Recorded data
# # # #

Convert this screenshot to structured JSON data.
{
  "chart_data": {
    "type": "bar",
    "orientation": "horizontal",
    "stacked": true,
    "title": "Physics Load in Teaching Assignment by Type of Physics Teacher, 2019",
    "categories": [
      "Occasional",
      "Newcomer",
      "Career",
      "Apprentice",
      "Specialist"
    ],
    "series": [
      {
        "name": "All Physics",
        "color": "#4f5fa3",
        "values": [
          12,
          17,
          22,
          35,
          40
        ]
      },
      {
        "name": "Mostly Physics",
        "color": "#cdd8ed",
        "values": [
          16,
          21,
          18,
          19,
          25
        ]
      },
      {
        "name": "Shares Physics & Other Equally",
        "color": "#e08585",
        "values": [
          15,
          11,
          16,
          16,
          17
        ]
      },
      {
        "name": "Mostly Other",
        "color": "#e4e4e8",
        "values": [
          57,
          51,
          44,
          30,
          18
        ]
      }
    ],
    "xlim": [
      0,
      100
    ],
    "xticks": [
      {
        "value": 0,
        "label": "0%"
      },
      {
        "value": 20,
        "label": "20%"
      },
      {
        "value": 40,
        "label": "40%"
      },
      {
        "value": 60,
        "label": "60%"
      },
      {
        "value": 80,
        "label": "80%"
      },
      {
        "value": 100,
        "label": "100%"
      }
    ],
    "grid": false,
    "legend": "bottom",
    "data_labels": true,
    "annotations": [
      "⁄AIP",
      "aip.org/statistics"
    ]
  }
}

# # # #

◆ GOAL: Reproduce all of the material above word for word.

◆ TASK ANSWER:
Convert this screenshot to structured JSON data.
{
  "chart_data": {
    "type": "bar",
    "orientation": "horizontal",
    "stacked": true,
    "title": "Physics Load in Teaching Assignment by Type of Physics Teacher, 2019",
    "categories": [
      "Occasional",
      "Newcomer",
      "Career",
      "Apprentice",
      "Specialist"
    ],
    "series": [
      {
        "name": "All Physics",
        "color": "#4f5fa3",
        "values": [
          12,
          17,
          22,
          35,
          40
        ]
      },
      {
        "name": "Mostly Physics",
        "color": "#cdd8ed",
        "values": [
          16,
          21,
          18,
          19,
          25
        ]
      },
      {
        "name": "Shares Physics & Other Equally",
        "color": "#e08585",
        "values": [
          15,
          11,
          16,
          16,
          17
        ]
      },
      {
        "name": "Mostly Other",
        "color": "#e4e4e8",
        "values": [
          57,
          51,
          44,
          30,
          18
        ]
      }
    ],
    "xlim": [
      0,
      100
    ],
    "xticks": [
      {
        "value": 0,
        "label": "0%"
      },
      {
        "value": 20,
        "label": "20%"
      },
      {
        "value": 40,
        "label": "40%"
      },
      {
        "value": 60,
        "label": "60%"
      },
      {
        "value": 80,
        "label": "80%"
      },
      {
        "value": 100,
        "label": "100%"
      }
    ],
    "grid": false,
    "legend": "bottom",
    "data_labels": true,
    "annotations": [
      "⁄AIP",
      "aip.org/statistics"
    ]
  }
}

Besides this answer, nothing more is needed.